Figure dataset records:
%%

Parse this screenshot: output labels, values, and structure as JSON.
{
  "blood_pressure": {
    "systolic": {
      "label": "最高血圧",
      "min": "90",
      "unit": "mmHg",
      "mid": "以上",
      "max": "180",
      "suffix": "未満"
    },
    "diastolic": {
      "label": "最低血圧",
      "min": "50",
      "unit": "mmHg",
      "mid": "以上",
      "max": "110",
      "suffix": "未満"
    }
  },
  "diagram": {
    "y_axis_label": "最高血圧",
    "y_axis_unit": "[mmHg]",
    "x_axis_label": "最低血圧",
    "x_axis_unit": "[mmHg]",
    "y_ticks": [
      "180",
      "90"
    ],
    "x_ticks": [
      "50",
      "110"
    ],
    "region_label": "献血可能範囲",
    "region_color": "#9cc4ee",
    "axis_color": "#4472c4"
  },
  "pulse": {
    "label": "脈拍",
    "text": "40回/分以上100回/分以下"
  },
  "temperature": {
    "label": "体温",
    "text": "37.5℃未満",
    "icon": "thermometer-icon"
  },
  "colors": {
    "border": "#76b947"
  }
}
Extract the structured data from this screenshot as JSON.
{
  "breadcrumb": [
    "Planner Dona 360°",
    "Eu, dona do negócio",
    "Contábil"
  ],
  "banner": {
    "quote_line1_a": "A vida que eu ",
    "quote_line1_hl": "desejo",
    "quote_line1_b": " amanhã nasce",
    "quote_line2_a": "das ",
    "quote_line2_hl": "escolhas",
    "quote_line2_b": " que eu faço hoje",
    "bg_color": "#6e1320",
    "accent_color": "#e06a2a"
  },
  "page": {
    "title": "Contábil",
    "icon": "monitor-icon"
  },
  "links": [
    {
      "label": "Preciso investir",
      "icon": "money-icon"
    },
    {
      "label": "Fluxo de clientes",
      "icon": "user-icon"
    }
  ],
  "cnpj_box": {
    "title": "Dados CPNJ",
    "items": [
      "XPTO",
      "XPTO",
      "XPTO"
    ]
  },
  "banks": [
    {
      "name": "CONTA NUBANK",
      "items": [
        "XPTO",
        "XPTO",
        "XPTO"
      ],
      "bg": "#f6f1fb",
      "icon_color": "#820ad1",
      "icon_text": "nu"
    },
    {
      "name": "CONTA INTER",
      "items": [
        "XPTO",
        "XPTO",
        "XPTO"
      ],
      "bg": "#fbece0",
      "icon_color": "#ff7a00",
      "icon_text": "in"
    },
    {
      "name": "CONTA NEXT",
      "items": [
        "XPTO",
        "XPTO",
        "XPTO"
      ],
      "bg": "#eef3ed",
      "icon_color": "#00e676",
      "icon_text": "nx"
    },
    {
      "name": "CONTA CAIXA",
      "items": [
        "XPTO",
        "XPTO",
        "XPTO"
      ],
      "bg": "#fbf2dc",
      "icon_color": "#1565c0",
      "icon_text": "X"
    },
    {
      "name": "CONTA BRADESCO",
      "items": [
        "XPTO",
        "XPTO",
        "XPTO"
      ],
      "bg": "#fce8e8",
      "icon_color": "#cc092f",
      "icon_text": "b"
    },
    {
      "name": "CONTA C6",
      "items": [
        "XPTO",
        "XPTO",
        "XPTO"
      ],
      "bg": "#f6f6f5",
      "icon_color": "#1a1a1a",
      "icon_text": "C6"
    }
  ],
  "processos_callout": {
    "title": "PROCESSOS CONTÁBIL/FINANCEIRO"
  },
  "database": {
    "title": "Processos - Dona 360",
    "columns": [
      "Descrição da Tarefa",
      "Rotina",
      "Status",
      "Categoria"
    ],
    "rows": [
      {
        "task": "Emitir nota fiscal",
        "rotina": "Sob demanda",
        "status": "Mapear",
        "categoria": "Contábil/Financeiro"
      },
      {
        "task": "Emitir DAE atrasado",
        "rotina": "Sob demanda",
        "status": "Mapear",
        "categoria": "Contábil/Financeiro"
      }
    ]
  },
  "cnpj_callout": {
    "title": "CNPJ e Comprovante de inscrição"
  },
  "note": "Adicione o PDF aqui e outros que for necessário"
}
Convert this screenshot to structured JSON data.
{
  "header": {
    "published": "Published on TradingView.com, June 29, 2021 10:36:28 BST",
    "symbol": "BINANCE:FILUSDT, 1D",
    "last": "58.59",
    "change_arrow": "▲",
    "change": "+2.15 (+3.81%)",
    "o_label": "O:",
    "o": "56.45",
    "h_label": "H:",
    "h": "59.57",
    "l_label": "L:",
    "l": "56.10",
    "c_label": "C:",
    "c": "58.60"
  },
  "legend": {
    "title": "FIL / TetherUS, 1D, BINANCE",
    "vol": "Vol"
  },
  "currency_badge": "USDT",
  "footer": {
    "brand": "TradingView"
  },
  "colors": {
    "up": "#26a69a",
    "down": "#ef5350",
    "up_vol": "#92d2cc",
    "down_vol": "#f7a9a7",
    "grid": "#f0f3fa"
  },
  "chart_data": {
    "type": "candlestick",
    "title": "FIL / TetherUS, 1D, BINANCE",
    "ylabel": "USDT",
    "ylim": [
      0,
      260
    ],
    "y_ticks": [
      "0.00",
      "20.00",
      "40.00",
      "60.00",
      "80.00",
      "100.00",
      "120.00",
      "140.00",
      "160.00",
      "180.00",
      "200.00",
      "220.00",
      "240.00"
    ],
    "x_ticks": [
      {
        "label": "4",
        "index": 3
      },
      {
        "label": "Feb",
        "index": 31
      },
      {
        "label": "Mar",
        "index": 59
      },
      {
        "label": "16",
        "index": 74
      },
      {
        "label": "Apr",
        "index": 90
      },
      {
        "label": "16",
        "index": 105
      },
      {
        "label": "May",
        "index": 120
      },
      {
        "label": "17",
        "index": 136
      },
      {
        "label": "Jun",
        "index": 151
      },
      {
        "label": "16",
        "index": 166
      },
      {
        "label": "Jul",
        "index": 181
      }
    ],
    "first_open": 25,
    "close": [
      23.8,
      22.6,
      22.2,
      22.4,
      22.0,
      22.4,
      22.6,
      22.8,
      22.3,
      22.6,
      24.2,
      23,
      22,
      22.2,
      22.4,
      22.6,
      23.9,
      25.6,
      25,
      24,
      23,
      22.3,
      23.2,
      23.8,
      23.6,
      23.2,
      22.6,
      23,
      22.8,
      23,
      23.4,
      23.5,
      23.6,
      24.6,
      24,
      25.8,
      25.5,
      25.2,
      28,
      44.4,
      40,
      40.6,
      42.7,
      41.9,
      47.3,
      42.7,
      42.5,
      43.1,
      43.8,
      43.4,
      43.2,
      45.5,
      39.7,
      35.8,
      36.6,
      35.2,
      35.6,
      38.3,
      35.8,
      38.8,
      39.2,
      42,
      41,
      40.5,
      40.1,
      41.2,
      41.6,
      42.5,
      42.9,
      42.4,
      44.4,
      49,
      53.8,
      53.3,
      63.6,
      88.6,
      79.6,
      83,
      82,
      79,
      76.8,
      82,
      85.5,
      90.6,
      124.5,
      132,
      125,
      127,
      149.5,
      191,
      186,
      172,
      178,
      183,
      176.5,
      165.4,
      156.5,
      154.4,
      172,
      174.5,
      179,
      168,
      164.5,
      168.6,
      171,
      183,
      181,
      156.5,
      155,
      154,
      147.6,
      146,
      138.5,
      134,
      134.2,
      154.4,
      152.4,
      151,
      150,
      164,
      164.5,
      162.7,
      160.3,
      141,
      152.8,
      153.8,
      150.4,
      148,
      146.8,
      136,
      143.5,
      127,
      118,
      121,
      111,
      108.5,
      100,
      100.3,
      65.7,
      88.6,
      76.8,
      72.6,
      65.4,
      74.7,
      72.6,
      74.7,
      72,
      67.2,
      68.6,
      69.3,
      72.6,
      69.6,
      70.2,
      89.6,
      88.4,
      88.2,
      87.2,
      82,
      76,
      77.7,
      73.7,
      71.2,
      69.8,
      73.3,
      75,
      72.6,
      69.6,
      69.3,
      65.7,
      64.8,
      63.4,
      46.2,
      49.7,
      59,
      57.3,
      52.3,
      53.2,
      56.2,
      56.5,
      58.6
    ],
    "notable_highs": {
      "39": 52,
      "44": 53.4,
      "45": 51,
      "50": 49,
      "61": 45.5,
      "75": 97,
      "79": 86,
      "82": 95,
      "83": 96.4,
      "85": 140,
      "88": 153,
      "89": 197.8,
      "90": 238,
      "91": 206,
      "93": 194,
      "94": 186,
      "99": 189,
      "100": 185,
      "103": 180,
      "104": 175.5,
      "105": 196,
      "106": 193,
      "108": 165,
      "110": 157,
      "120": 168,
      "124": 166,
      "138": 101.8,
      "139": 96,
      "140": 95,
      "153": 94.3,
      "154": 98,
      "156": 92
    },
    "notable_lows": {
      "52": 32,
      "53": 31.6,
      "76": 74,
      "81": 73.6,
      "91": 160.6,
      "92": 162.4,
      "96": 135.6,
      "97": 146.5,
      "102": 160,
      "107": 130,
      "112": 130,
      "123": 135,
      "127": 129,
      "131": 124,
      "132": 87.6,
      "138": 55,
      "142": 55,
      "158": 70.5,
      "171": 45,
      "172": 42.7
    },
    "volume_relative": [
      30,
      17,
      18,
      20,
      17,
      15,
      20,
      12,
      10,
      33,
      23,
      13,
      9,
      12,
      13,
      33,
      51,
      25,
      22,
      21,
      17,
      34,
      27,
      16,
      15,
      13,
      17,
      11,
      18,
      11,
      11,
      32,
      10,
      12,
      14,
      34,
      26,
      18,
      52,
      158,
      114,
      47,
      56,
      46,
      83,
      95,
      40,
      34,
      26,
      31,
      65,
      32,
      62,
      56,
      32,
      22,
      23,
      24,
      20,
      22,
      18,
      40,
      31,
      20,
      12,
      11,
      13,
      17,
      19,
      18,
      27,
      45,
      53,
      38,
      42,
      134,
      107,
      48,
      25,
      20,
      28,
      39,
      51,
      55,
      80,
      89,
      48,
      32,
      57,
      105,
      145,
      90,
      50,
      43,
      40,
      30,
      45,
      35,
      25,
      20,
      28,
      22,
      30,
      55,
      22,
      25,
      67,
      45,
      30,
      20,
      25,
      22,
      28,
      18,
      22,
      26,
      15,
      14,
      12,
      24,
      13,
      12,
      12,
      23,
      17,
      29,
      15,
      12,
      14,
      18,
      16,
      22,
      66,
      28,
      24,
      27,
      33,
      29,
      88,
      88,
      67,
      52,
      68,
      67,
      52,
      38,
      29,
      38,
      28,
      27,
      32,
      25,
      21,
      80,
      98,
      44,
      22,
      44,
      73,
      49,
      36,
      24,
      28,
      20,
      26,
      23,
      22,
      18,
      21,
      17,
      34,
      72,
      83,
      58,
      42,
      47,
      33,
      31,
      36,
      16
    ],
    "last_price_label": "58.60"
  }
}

%%

TASK TO COMPLETE: Only the number is wanted: how many lines of the material above include the word "index"?

COMPLETE OUTPUT: 11